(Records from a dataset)
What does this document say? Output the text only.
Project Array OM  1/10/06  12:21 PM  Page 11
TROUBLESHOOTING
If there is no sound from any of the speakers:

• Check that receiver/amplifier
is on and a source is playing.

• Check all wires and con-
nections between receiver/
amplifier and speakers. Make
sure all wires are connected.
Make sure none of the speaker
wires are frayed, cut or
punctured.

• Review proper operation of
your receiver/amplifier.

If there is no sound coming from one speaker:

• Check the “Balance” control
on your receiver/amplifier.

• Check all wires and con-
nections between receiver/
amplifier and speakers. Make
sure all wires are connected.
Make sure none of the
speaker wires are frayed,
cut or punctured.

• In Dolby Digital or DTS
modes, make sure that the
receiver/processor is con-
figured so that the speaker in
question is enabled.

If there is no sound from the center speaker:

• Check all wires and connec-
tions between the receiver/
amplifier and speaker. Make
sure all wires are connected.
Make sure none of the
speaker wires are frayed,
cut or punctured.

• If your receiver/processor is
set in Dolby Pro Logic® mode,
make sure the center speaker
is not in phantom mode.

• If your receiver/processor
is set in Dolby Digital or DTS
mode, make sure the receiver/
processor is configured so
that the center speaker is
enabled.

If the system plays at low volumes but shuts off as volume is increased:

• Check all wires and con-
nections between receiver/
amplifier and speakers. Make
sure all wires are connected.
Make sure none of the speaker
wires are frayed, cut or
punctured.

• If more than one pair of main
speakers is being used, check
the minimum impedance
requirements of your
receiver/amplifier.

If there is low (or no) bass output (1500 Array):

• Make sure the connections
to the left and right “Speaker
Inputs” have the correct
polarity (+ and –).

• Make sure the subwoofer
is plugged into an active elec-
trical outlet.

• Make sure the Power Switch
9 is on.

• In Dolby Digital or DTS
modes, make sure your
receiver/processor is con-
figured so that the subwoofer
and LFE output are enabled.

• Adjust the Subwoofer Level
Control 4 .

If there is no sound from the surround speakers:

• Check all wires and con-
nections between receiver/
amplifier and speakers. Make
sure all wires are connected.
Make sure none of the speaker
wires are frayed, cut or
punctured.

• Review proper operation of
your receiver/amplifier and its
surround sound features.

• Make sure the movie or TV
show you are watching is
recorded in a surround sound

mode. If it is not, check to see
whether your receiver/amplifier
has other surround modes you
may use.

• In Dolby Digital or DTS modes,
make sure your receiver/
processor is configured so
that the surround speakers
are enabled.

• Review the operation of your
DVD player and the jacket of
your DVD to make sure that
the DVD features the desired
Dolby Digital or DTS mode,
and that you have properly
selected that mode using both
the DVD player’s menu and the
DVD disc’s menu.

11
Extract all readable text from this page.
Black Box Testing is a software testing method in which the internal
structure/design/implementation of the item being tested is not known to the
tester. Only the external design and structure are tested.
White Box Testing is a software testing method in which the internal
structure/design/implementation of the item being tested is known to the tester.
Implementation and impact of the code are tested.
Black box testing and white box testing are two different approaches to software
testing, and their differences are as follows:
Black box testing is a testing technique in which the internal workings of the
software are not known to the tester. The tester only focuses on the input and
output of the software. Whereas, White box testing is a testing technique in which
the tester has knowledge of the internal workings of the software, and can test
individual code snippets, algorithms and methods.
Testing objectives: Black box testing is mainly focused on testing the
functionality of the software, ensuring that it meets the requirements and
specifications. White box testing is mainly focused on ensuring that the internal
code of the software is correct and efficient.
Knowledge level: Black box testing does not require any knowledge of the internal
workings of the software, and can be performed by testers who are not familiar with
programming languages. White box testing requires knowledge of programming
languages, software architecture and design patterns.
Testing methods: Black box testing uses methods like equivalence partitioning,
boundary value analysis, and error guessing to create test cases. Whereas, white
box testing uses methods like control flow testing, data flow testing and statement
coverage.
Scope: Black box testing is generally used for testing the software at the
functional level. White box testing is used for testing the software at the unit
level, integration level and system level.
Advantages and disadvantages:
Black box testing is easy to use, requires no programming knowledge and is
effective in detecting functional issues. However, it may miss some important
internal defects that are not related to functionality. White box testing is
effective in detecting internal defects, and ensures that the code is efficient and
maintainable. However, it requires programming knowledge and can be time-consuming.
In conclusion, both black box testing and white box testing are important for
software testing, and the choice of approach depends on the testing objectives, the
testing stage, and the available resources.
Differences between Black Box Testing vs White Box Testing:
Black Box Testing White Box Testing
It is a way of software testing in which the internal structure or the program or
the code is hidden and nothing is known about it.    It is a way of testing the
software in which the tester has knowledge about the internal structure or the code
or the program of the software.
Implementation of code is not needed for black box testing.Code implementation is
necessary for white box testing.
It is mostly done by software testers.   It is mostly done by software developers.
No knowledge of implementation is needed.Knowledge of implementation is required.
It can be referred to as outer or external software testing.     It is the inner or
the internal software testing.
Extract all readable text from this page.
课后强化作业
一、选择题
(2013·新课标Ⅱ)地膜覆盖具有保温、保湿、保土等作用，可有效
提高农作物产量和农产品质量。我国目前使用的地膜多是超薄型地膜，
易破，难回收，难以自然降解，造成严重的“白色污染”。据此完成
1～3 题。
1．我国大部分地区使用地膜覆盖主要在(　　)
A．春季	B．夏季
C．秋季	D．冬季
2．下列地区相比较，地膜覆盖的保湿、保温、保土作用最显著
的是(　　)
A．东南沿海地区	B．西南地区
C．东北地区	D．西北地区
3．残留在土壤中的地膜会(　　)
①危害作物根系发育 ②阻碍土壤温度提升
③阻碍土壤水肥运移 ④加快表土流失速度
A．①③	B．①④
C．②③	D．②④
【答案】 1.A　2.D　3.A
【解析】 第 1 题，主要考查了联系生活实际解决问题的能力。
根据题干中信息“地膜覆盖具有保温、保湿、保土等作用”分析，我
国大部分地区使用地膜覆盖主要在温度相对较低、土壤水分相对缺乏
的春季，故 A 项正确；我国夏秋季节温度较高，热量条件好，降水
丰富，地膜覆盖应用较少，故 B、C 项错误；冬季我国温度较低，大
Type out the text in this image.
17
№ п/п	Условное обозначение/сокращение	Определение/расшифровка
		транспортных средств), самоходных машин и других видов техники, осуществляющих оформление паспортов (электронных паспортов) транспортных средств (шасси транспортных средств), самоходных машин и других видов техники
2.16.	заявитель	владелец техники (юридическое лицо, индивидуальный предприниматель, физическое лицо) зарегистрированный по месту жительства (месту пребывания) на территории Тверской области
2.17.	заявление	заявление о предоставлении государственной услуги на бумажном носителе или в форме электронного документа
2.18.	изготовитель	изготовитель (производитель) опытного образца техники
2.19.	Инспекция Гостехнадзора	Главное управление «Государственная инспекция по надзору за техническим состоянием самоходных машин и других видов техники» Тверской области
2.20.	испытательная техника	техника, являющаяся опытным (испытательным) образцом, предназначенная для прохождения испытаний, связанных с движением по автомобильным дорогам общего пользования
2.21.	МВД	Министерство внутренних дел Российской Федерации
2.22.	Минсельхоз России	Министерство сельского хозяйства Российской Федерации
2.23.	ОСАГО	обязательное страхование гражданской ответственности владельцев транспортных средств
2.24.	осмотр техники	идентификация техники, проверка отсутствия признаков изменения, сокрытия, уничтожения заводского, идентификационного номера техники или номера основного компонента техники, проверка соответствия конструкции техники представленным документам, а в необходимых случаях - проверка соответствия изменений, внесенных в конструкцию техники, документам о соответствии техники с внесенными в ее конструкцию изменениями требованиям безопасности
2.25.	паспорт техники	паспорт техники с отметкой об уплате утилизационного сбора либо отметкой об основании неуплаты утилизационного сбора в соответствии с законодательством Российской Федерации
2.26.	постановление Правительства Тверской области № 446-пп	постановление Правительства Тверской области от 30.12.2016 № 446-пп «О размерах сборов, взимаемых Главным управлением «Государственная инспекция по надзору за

● What this task involves
Extract every entry above as it appears.

● Result
What does this document say? Output the text only.
Project Array OM  1/10/06  12:21 PM  Page 11
TROUBLESHOOTING
If there is no sound from any of the speakers:

• Check that receiver/amplifier
is on and a source is playing.

• Check all wires and con-
nections between receiver/
amplifier and speakers. Make
sure all wires are connected.
Make sure none of the speaker
wires are frayed, cut or
punctured.

• Review proper operation of
your receiver/amplifier.

If there is no sound coming from one speaker:

• Check the “Balance” control
on your receiver/amplifier.

• Check all wires and con-
nections between receiver/
amplifier and speakers. Make
sure all wires are connected.
Make sure none of the
speaker wires are frayed,
cut or punctured.

• In Dolby Digital or DTS
modes, make sure that the
receiver/processor is con-
figured so that the speaker in
question is enabled.

If there is no sound from the center speaker:

• Check all wires and connec-
tions between the receiver/
amplifier and speaker. Make
sure all wires are connected.
Make sure none of the
speaker wires are frayed,
cut or punctured.

• If your receiver/processor is
set in Dolby Pro Logic® mode,
make sure the center speaker
is not in phantom mode.

• If your receiver/processor
is set in Dolby Digital or DTS
mode, make sure the receiver/
processor is configured so
that the center speaker is
enabled.

If the system plays at low volumes but shuts off as volume is increased:

• Check all wires and con-
nections between receiver/
amplifier and speakers. Make
sure all wires are connected.
Make sure none of the speaker
wires are frayed, cut or
punctured.

• If more than one pair of main
speakers is being used, check
the minimum impedance
requirements of your
receiver/amplifier.

If there is low (or no) bass output (1500 Array):

• Make sure the connections
to the left and right “Speaker
Inputs” have the correct
polarity (+ and –).

• Make sure the subwoofer
is plugged into an active elec-
trical outlet.

• Make sure the Power Switch
9 is on.

• In Dolby Digital or DTS
modes, make sure your
receiver/processor is con-
figured so that the subwoofer
and LFE output are enabled.

• Adjust the Subwoofer Level
Control 4 .

If there is no sound from the surround speakers:

• Check all wires and con-
nections between receiver/
amplifier and speakers. Make
sure all wires are connected.
Make sure none of the speaker
wires are frayed, cut or
punctured.

• Review proper operation of
your receiver/amplifier and its
surround sound features.

• Make sure the movie or TV
show you are watching is
recorded in a surround sound

mode. If it is not, check to see
whether your receiver/amplifier
has other surround modes you
may use.

• In Dolby Digital or DTS modes,
make sure your receiver/
processor is configured so
that the surround speakers
are enabled.

• Review the operation of your
DVD player and the jacket of
your DVD to make sure that
the DVD features the desired
Dolby Digital or DTS mode,
and that you have properly
selected that mode using both
the DVD player’s menu and the
DVD disc’s menu.

11
Extract all readable text from this page.
Black Box Testing is a software testing method in which the internal
structure/design/implementation of the item being tested is not known to the
tester. Only the external design and structure are tested.
White Box Testing is a software testing method in which the internal
structure/design/implementation of the item being tested is known to the tester.
Implementation and impact of the code are tested.
Black box testing and white box testing are two different approaches to software
testing, and their differences are as follows:
Black box testing is a testing technique in which the internal workings of the
software are not known to the tester. The tester only focuses on the input and
output of the software. Whereas, White box testing is a testing technique in which
the tester has knowledge of the internal workings of the software, and can test
individual code snippets, algorithms and methods.
Testing objectives: Black box testing is mainly focused on testing the
functionality of the software, ensuring that it meets the requirements and
specifications. White box testing is mainly focused on ensuring that the internal
code of the software is correct and efficient.
Knowledge level: Black box testing does not require any knowledge of the internal
workings of the software, and can be performed by testers who are not familiar with
programming languages. White box testing requires knowledge of programming
languages, software architecture and design patterns.
Testing methods: Black box testing uses methods like equivalence partitioning,
boundary value analysis, and error guessing to create test cases. Whereas, white
box testing uses methods like control flow testing, data flow testing and statement
coverage.
Scope: Black box testing is generally used for testing the software at the
functional level. White box testing is used for testing the software at the unit
level, integration level and system level.
Advantages and disadvantages:
Black box testing is easy to use, requires no programming knowledge and is
effective in detecting functional issues. However, it may miss some important
internal defects that are not related to functionality. White box testing is
effective in detecting internal defects, and ensures that the code is efficient and
maintainable. However, it requires programming knowledge and can be time-consuming.
In conclusion, both black box testing and white box testing are important for
software testing, and the choice of approach depends on the testing objectives, the
testing stage, and the available resources.
Differences between Black Box Testing vs White Box Testing:
Black Box Testing White Box Testing
It is a way of software testing in which the internal structure or the program or
the code is hidden and nothing is known about it.    It is a way of testing the
software in which the tester has knowledge about the internal structure or the code
or the program of the software.
Implementation of code is not needed for black box testing.Code implementation is
necessary for white box testing.
It is mostly done by software testers.   It is mostly done by software developers.
No knowledge of implementation is needed.Knowledge of implementation is required.
It can be referred to as outer or external software testing.     It is the inner or
the internal software testing.
Extract all readable text from this page.
课后强化作业
一、选择题
(2013·新课标Ⅱ)地膜覆盖具有保温、保湿、保土等作用，可有效
提高农作物产量和农产品质量。我国目前使用的地膜多是超薄型地膜，
易破，难回收，难以自然降解，造成严重的“白色污染”。据此完成
1～3 题。
1．我国大部分地区使用地膜覆盖主要在(　　)
A．春季	B．夏季
C．秋季	D．冬季
2．下列地区相比较，地膜覆盖的保湿、保温、保土作用最显著
的是(　　)
A．东南沿海地区	B．西南地区
C．东北地区	D．西北地区
3．残留在土壤中的地膜会(　　)
①危害作物根系发育 ②阻碍土壤温度提升
③阻碍土壤水肥运移 ④加快表土流失速度
A．①③	B．①④
C．②③	D．②④
【答案】 1.A　2.D　3.A
【解析】 第 1 题，主要考查了联系生活实际解决问题的能力。
根据题干中信息“地膜覆盖具有保温、保湿、保土等作用”分析，我
国大部分地区使用地膜覆盖主要在温度相对较低、土壤水分相对缺乏
的春季，故 A 项正确；我国夏秋季节温度较高，热量条件好，降水
丰富，地膜覆盖应用较少，故 B、C 项错误；冬季我国温度较低，大
Type out the text in this image.
17
№ п/п	Условное обозначение/сокращение	Определение/расшифровка
		транспортных средств), самоходных машин и других видов техники, осуществляющих оформление паспортов (электронных паспортов) транспортных средств (шасси транспортных средств), самоходных машин и других видов техники
2.16.	заявитель	владелец техники (юридическое лицо, индивидуальный предприниматель, физическое лицо) зарегистрированный по месту жительства (месту пребывания) на территории Тверской области
2.17.	заявление	заявление о предоставлении государственной услуги на бумажном носителе или в форме электронного документа
2.18.	изготовитель	изготовитель (производитель) опытного образца техники
2.19.	Инспекция Гостехнадзора	Главное управление «Государственная инспекция по надзору за техническим состоянием самоходных машин и других видов техники» Тверской области
2.20.	испытательная техника	техника, являющаяся опытным (испытательным) образцом, предназначенная для прохождения испытаний, связанных с движением по автомобильным дорогам общего пользования
2.21.	МВД	Министерство внутренних дел Российской Федерации
2.22.	Минсельхоз России	Министерство сельского хозяйства Российской Федерации
2.23.	ОСАГО	обязательное страхование гражданской ответственности владельцев транспортных средств
2.24.	осмотр техники	идентификация техники, проверка отсутствия признаков изменения, сокрытия, уничтожения заводского, идентификационного номера техники или номера основного компонента техники, проверка соответствия конструкции техники представленным документам, а в необходимых случаях - проверка соответствия изменений, внесенных в конструкцию техники, документам о соответствии техники с внесенными в ее конструкцию изменениями требованиям безопасности
2.25.	паспорт техники	паспорт техники с отметкой об уплате утилизационного сбора либо отметкой об основании неуплаты утилизационного сбора в соответствии с законодательством Российской Федерации
2.26.	постановление Правительства Тверской области № 446-пп	постановление Правительства Тверской области от 30.12.2016 № 446-пп «О размерах сборов, взимаемых Главным управлением «Государственная инспекция по надзору за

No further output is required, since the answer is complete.